Work to do
Present every line of the data below as a numbered list, skipping any blank lines. Leave the pictures out of your answer.

Records extracted
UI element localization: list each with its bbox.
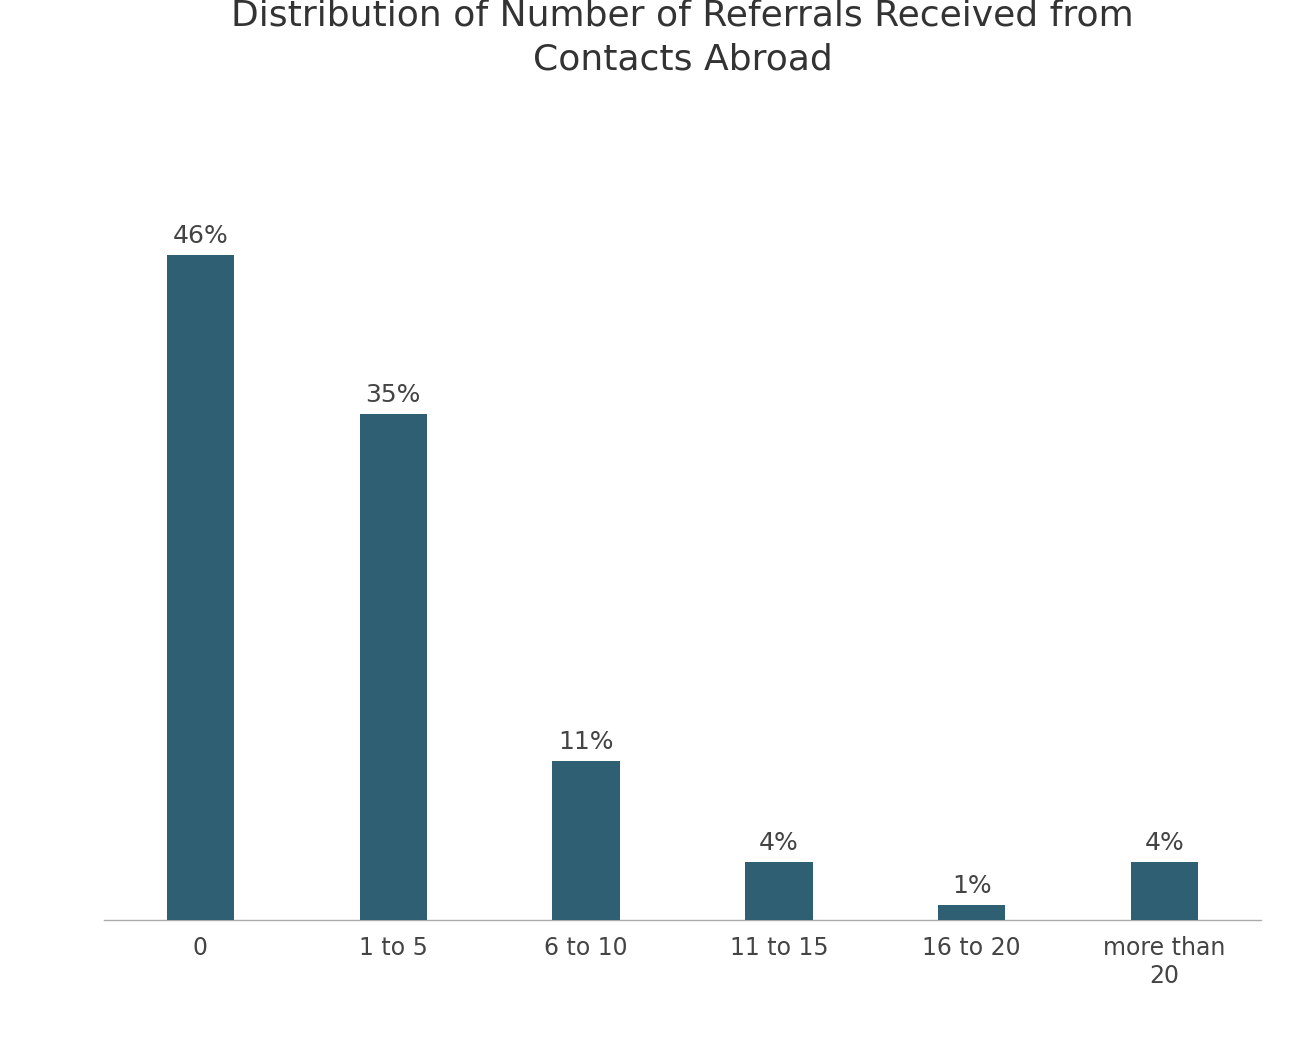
Text: 1%: 1% [952, 874, 992, 898]
Text: 11%: 11% [558, 729, 614, 753]
Text: 4%: 4% [1145, 831, 1184, 855]
Bar [939, 905, 1005, 920]
Text: 35%: 35% [365, 382, 421, 407]
Text: 4%: 4% [759, 831, 798, 855]
Bar [1131, 862, 1199, 920]
Title: Distribution of Number of Referrals Received from
Contacts Abroad: Distribution of Number of Referrals Rece… [231, 0, 1134, 77]
Bar [745, 862, 812, 920]
Bar [360, 414, 426, 920]
Text: 46%: 46% [173, 224, 229, 248]
Bar [166, 255, 234, 920]
Bar [552, 761, 620, 920]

Task answer
1. UI element localization: list each with its bbox.
2. Text: 1%: 1% [952, 874, 992, 898]
3. Text: 11%: 11% [558, 729, 614, 753]
4. Text: 4%: 4% [1145, 831, 1184, 855]
5. Bar [939, 905, 1005, 920]
6. Text: 35%: 35% [365, 382, 421, 407]
7. Text: 4%: 4% [759, 831, 798, 855]
8. Bar [1131, 862, 1199, 920]
9. Title: Distribution of Number of Referrals Received from
10. Contacts Abroad: Distribution of Number of Referrals Rece… [231, 0, 1134, 77]
11. Bar [745, 862, 812, 920]
12. Bar [360, 414, 426, 920]
13. Text: 46%: 46% [173, 224, 229, 248]
14. Bar [166, 255, 234, 920]
15. Bar [552, 761, 620, 920]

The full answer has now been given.